> [SET PROBLEM]
Give back every line of the entries below without changing anything.

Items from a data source
▬▬▬
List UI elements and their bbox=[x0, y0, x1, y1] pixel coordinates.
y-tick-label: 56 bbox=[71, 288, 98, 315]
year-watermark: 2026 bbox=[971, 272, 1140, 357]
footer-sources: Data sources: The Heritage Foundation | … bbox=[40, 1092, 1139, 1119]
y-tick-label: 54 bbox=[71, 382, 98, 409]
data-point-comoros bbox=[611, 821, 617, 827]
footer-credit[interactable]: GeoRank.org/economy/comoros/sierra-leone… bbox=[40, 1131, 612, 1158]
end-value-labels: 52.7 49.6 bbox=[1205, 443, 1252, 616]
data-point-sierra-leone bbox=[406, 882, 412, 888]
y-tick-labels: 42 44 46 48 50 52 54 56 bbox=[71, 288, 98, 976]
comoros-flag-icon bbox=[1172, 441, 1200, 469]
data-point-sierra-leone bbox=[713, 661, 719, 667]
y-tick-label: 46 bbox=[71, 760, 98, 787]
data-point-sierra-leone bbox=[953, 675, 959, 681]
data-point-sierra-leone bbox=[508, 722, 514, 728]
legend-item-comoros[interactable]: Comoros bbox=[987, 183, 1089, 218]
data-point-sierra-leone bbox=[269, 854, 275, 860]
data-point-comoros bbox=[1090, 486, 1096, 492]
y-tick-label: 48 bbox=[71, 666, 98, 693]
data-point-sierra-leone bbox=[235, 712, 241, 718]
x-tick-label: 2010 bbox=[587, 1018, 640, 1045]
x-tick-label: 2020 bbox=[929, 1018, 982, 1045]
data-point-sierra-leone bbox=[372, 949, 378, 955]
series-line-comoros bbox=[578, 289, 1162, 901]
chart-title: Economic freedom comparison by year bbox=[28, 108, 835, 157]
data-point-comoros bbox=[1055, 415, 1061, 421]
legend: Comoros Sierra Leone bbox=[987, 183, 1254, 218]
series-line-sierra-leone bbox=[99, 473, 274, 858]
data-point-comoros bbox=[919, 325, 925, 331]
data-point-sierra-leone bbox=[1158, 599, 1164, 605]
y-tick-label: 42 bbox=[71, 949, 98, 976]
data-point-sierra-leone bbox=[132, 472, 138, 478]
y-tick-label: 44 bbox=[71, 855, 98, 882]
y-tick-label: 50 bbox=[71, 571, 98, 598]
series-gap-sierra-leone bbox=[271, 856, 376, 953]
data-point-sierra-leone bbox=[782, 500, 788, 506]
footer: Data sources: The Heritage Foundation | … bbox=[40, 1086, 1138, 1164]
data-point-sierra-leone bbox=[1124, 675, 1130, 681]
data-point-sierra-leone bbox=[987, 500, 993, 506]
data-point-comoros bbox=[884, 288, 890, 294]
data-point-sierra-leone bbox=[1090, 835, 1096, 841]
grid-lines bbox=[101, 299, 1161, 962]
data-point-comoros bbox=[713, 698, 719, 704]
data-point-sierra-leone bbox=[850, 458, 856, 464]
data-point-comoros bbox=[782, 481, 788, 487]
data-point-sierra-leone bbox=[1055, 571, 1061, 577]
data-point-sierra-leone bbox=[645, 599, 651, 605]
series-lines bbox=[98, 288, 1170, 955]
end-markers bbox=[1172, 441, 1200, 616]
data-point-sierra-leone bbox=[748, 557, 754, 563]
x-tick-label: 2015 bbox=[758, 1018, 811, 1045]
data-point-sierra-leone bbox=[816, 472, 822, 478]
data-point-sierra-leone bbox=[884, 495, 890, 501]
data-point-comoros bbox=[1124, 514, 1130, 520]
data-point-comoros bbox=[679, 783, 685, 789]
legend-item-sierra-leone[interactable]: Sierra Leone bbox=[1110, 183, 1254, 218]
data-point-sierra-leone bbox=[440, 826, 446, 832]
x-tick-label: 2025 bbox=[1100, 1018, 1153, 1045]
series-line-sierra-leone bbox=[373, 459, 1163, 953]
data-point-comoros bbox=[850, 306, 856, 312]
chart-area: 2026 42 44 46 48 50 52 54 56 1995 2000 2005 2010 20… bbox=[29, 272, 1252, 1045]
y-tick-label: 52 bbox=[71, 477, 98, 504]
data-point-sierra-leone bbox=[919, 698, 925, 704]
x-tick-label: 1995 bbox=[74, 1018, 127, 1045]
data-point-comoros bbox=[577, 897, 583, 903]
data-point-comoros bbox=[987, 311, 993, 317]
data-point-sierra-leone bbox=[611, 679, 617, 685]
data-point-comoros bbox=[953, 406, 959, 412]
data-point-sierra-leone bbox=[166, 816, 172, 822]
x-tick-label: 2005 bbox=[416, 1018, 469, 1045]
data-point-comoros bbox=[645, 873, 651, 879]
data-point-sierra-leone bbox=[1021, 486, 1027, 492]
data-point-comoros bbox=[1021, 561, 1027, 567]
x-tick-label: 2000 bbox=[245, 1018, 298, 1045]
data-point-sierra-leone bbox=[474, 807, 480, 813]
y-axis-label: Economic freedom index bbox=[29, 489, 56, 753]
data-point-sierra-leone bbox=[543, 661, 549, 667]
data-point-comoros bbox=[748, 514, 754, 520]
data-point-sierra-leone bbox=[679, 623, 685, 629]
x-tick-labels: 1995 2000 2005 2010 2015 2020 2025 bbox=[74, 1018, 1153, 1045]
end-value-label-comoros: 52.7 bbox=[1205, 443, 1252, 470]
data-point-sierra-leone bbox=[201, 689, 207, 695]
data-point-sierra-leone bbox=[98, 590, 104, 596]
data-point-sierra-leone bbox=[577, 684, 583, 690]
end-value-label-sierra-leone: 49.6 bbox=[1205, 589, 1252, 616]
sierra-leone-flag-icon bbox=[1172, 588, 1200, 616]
▬▬▬
> [RESULT OF THIS TASK]
List UI elements and their bbox=[x0, y0, x1, y1] pixel coordinates.
y-tick-label: 56 bbox=[71, 288, 98, 315]
year-watermark: 2026 bbox=[971, 272, 1140, 357]
footer-sources: Data sources: The Heritage Foundation | … bbox=[40, 1092, 1139, 1119]
y-tick-label: 54 bbox=[71, 382, 98, 409]
data-point-comoros bbox=[611, 821, 617, 827]
footer-credit[interactable]: GeoRank.org/economy/comoros/sierra-leone… bbox=[40, 1131, 612, 1158]
end-value-labels: 52.7 49.6 bbox=[1205, 443, 1252, 616]
data-point-sierra-leone bbox=[406, 882, 412, 888]
y-tick-labels: 42 44 46 48 50 52 54 56 bbox=[71, 288, 98, 976]
comoros-flag-icon bbox=[1172, 441, 1200, 469]
data-point-sierra-leone bbox=[713, 661, 719, 667]
y-tick-label: 46 bbox=[71, 760, 98, 787]
data-point-sierra-leone bbox=[953, 675, 959, 681]
data-point-sierra-leone bbox=[508, 722, 514, 728]
legend-item-comoros[interactable]: Comoros bbox=[987, 183, 1089, 218]
data-point-sierra-leone bbox=[269, 854, 275, 860]
data-point-comoros bbox=[1090, 486, 1096, 492]
y-tick-label: 48 bbox=[71, 666, 98, 693]
data-point-sierra-leone bbox=[235, 712, 241, 718]
x-tick-label: 2010 bbox=[587, 1018, 640, 1045]
x-tick-label: 2020 bbox=[929, 1018, 982, 1045]
data-point-sierra-leone bbox=[372, 949, 378, 955]
series-line-comoros bbox=[578, 289, 1162, 901]
chart-title: Economic freedom comparison by year bbox=[28, 108, 835, 157]
data-point-comoros bbox=[1055, 415, 1061, 421]
legend: Comoros Sierra Leone bbox=[987, 183, 1254, 218]
series-line-sierra-leone bbox=[99, 473, 274, 858]
data-point-comoros bbox=[919, 325, 925, 331]
data-point-sierra-leone bbox=[1158, 599, 1164, 605]
y-tick-label: 42 bbox=[71, 949, 98, 976]
data-point-sierra-leone bbox=[132, 472, 138, 478]
y-tick-label: 44 bbox=[71, 855, 98, 882]
y-tick-label: 50 bbox=[71, 571, 98, 598]
series-gap-sierra-leone bbox=[271, 856, 376, 953]
data-point-sierra-leone bbox=[782, 500, 788, 506]
footer: Data sources: The Heritage Foundation | … bbox=[40, 1086, 1138, 1164]
data-point-sierra-leone bbox=[1124, 675, 1130, 681]
data-point-sierra-leone bbox=[987, 500, 993, 506]
data-point-comoros bbox=[884, 288, 890, 294]
data-point-sierra-leone bbox=[1090, 835, 1096, 841]
grid-lines bbox=[101, 299, 1161, 962]
data-point-comoros bbox=[713, 698, 719, 704]
data-point-sierra-leone bbox=[850, 458, 856, 464]
data-point-comoros bbox=[782, 481, 788, 487]
data-point-sierra-leone bbox=[1055, 571, 1061, 577]
data-point-sierra-leone bbox=[645, 599, 651, 605]
series-lines bbox=[98, 288, 1170, 955]
end-markers bbox=[1172, 441, 1200, 616]
data-point-sierra-leone bbox=[748, 557, 754, 563]
x-tick-label: 2015 bbox=[758, 1018, 811, 1045]
data-point-sierra-leone bbox=[816, 472, 822, 478]
data-point-sierra-leone bbox=[884, 495, 890, 501]
data-point-comoros bbox=[1124, 514, 1130, 520]
data-point-comoros bbox=[679, 783, 685, 789]
legend-item-sierra-leone[interactable]: Sierra Leone bbox=[1110, 183, 1254, 218]
data-point-sierra-leone bbox=[440, 826, 446, 832]
x-tick-label: 2025 bbox=[1100, 1018, 1153, 1045]
series-line-sierra-leone bbox=[373, 459, 1163, 953]
data-point-comoros bbox=[850, 306, 856, 312]
chart-area: 2026 42 44 46 48 50 52 54 56 1995 2000 2005 2010 20… bbox=[29, 272, 1252, 1045]
y-tick-label: 52 bbox=[71, 477, 98, 504]
data-point-sierra-leone bbox=[919, 698, 925, 704]
x-tick-label: 1995 bbox=[74, 1018, 127, 1045]
data-point-comoros bbox=[577, 897, 583, 903]
data-point-comoros bbox=[987, 311, 993, 317]
data-point-sierra-leone bbox=[611, 679, 617, 685]
data-point-comoros bbox=[953, 406, 959, 412]
data-point-sierra-leone bbox=[166, 816, 172, 822]
x-tick-label: 2005 bbox=[416, 1018, 469, 1045]
data-point-comoros bbox=[645, 873, 651, 879]
data-point-sierra-leone bbox=[1021, 486, 1027, 492]
data-point-comoros bbox=[1021, 561, 1027, 567]
x-tick-label: 2000 bbox=[245, 1018, 298, 1045]
data-point-sierra-leone bbox=[474, 807, 480, 813]
y-axis-label: Economic freedom index bbox=[29, 489, 56, 753]
data-point-sierra-leone bbox=[543, 661, 549, 667]
data-point-comoros bbox=[748, 514, 754, 520]
data-point-sierra-leone bbox=[679, 623, 685, 629]
x-tick-labels: 1995 2000 2005 2010 2015 2020 2025 bbox=[74, 1018, 1153, 1045]
end-value-label-comoros: 52.7 bbox=[1205, 443, 1252, 470]
data-point-sierra-leone bbox=[201, 689, 207, 695]
data-point-sierra-leone bbox=[98, 590, 104, 596]
data-point-sierra-leone bbox=[577, 684, 583, 690]
end-value-label-sierra-leone: 49.6 bbox=[1205, 589, 1252, 616]
sierra-leone-flag-icon bbox=[1172, 588, 1200, 616]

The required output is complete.